Exercise task ▸ Find each line holding "icon" and copy it out.

Entries taken from a collection
■ ■ ■ ■ ■

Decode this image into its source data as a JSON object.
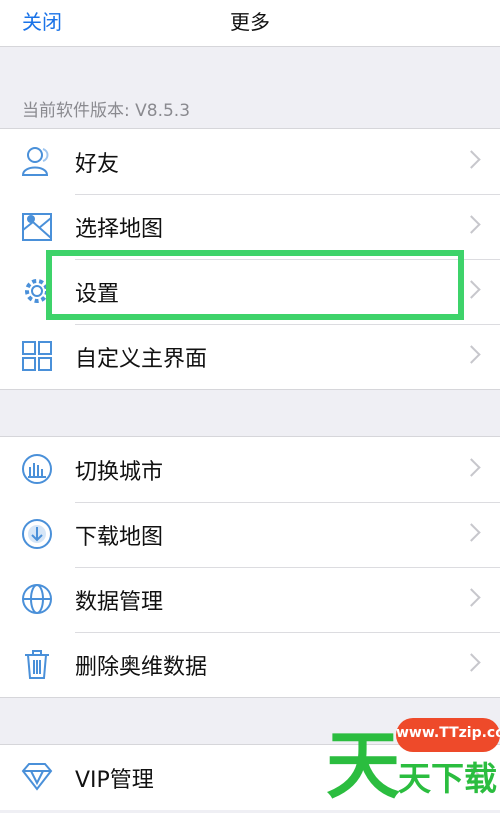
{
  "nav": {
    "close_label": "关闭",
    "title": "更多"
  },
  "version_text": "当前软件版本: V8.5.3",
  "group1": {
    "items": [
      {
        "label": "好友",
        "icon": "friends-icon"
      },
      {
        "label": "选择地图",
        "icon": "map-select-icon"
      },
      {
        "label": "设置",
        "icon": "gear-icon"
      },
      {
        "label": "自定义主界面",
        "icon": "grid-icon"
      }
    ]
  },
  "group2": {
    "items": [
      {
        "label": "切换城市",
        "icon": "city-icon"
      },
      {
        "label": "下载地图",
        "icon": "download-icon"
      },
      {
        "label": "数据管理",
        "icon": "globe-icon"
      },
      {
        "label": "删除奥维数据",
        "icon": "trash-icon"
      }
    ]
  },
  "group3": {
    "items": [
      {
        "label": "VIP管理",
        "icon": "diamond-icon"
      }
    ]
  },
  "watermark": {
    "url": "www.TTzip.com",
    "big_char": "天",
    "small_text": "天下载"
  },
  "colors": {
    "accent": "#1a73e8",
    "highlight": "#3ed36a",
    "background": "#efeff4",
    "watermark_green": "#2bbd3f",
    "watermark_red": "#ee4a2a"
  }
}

■ ■ ■ ■ ■

Task response ▸
        "icon": "friends-icon"
        "icon": "map-select-icon"
        "icon": "gear-icon"
        "icon": "grid-icon"
        "icon": "city-icon"
        "icon": "download-icon"
        "icon": "globe-icon"
        "icon": "trash-icon"
        "icon": "diamond-icon"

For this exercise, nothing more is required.